▸ **TASK STATEMENT**
From the listing below, copy every line with the word "comments".

[Stored data entries]
◆ ◆ ◆ ◆
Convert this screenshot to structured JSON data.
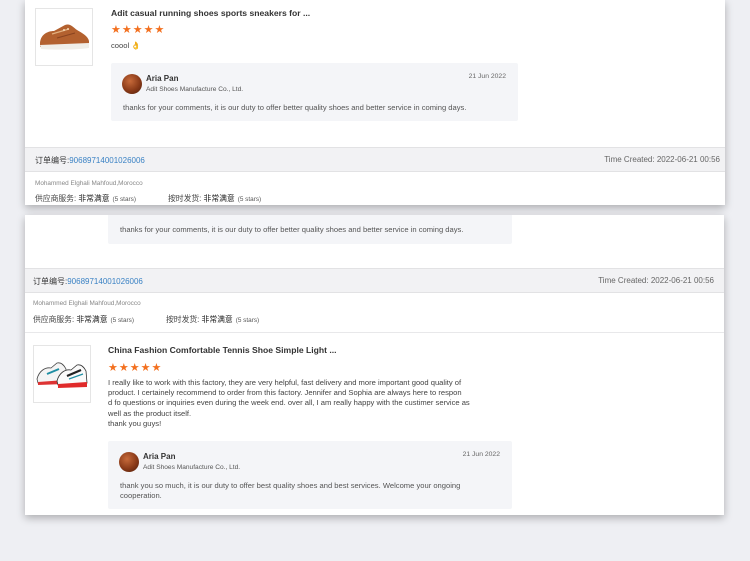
{
  "card1": {
    "product_title": "Adit casual running shoes sports sneakers for ...",
    "rating": 5,
    "review_text": "coool 👌",
    "reply": {
      "name": "Aria Pan",
      "company": "Adit Shoes Manufacture Co., Ltd.",
      "date": "21 Jun 2022",
      "text": "thanks for your comments,  it is our duty to offer better quality shoes and better service in coming days."
    },
    "order": {
      "label": "订单编号:",
      "number": "90689714001026006",
      "time": "Time Created: 2022-06-21 00:56"
    },
    "buyer": "Mohammed Elghali Mahfoud,Morocco",
    "service_label": "供应商服务:",
    "service_value": "非常满意",
    "service_stars": "(5 stars)",
    "shipping_label": "按时发货:",
    "shipping_value": "非常满意",
    "shipping_stars": "(5 stars)"
  },
  "card2": {
    "partial_reply_text": "thanks for your comments,  it is our duty to offer better quality shoes and better service in coming days.",
    "order": {
      "label": "订单编号:",
      "number": "90689714001026006",
      "time": "Time Created: 2022-06-21 00:56"
    },
    "buyer": "Mohammed Elghali Mahfoud,Morocco",
    "service_label": "供应商服务:",
    "service_value": "非常满意",
    "service_stars": "(5 stars)",
    "shipping_label": "按时发货:",
    "shipping_value": "非常满意",
    "shipping_stars": "(5 stars)",
    "product_title": "China Fashion Comfortable Tennis Shoe Simple Light ...",
    "rating": 5,
    "review_lines": [
      "I really like to work with this factory, they are very helpful, fast delivery and more important good quality of",
      "product. I certainely recommend to order from this factory. Jennifer and Sophia  are always here to respon",
      "d fo questions or inquiries even during the week end. over all, I am really happy with the custimer service as",
      "well as the product itself.",
      "thank you guys!"
    ],
    "reply": {
      "name": "Aria Pan",
      "company": "Adit Shoes Manufacture Co., Ltd.",
      "date": "21 Jun 2022",
      "text_lines": [
        "thank you so much, it is our duty to offer best quality shoes and best services. Welcome your ongoing",
        "cooperation."
      ]
    }
  },
  "icons": {
    "star": "star-icon",
    "avatar": "avatar",
    "product_1": "brown-sneaker-image",
    "product_2": "tennis-shoes-image"
  },
  "colors": {
    "star": "#f3701f",
    "order_number": "#3a82c4",
    "page_bg": "#eeeff3"
  }
}
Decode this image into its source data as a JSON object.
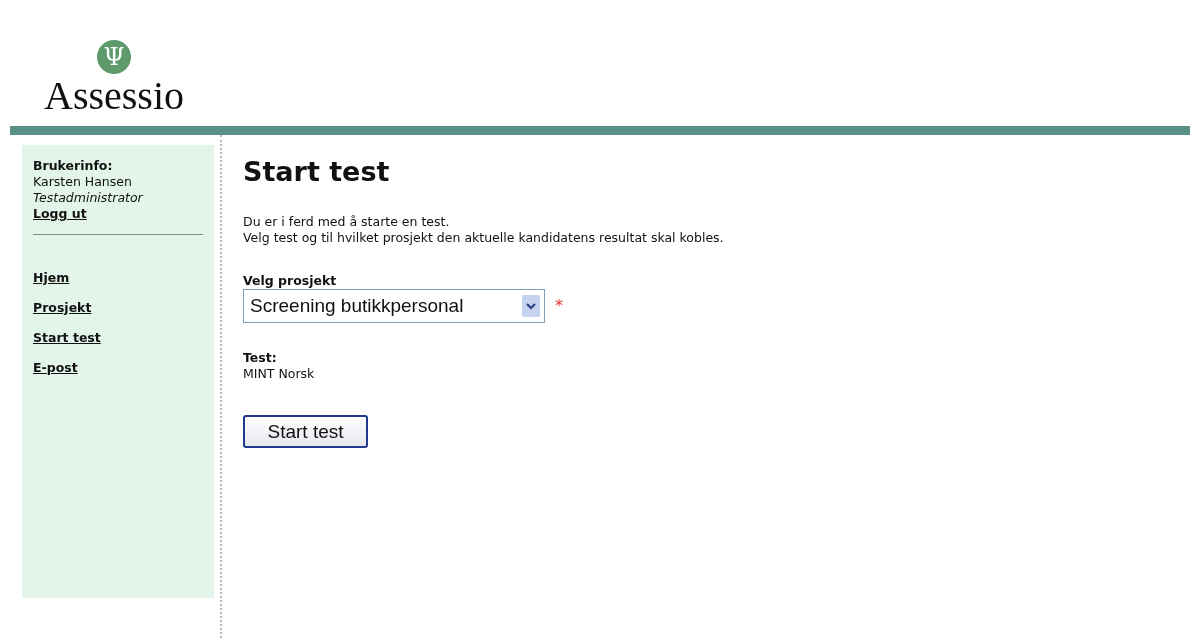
{
  "logo": {
    "name": "Assessio",
    "symbol": "Ψ"
  },
  "sidebar": {
    "user_heading": "Brukerinfo:",
    "user_name": "Karsten Hansen",
    "user_role": "Testadministrator",
    "logout": "Logg ut",
    "nav": [
      {
        "label": "Hjem"
      },
      {
        "label": "Prosjekt"
      },
      {
        "label": "Start test"
      },
      {
        "label": "E-post"
      }
    ]
  },
  "main": {
    "title": "Start test",
    "intro": [
      "Du er i ferd med å starte en test.",
      "Velg test og til hvilket prosjekt den aktuelle kandidatens resultat skal kobles."
    ],
    "project_label": "Velg prosjekt",
    "project_value": "Screening butikkpersonal",
    "required_mark": "*",
    "test_label": "Test:",
    "test_value": "MINT Norsk",
    "start_button": "Start test"
  }
}
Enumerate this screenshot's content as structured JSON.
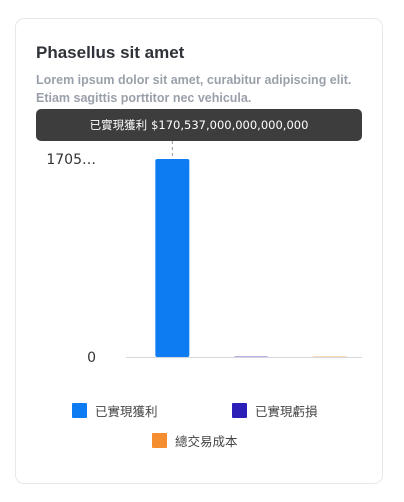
{
  "card": {
    "title": "Phasellus sit amet",
    "description": "Lorem ipsum dolor sit amet, curabitur adipiscing elit. Etiam sagittis porttitor nec vehicula."
  },
  "tooltip": {
    "label": "已實現獲利",
    "value": "$170,537,000,000,000,000"
  },
  "chart_data": {
    "type": "bar",
    "categories": [
      "已實現獲利",
      "已實現虧損",
      "總交易成本"
    ],
    "values": [
      170537000000000000,
      0,
      0
    ],
    "colors": [
      "#0d7cf2",
      "#2b1fb8",
      "#f58e2e"
    ],
    "ylim": [
      0,
      170537000000000000
    ],
    "y_ticks": [
      "0",
      "1705…"
    ],
    "legend": [
      {
        "name": "已實現獲利",
        "color": "#0d7cf2"
      },
      {
        "name": "已實現虧損",
        "color": "#2b1fb8"
      },
      {
        "name": "總交易成本",
        "color": "#f58e2e"
      }
    ],
    "legend_position": "bottom",
    "grid": false
  }
}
◆ ◆ ◆ ◆
▸ **EXERCISE RESULT**
      "text": "thanks for your comments,  it is our duty to offer better quality shoes and better service in coming days."
    "partial_reply_text": "thanks for your comments,  it is our duty to offer better quality shoes and better service in coming days.",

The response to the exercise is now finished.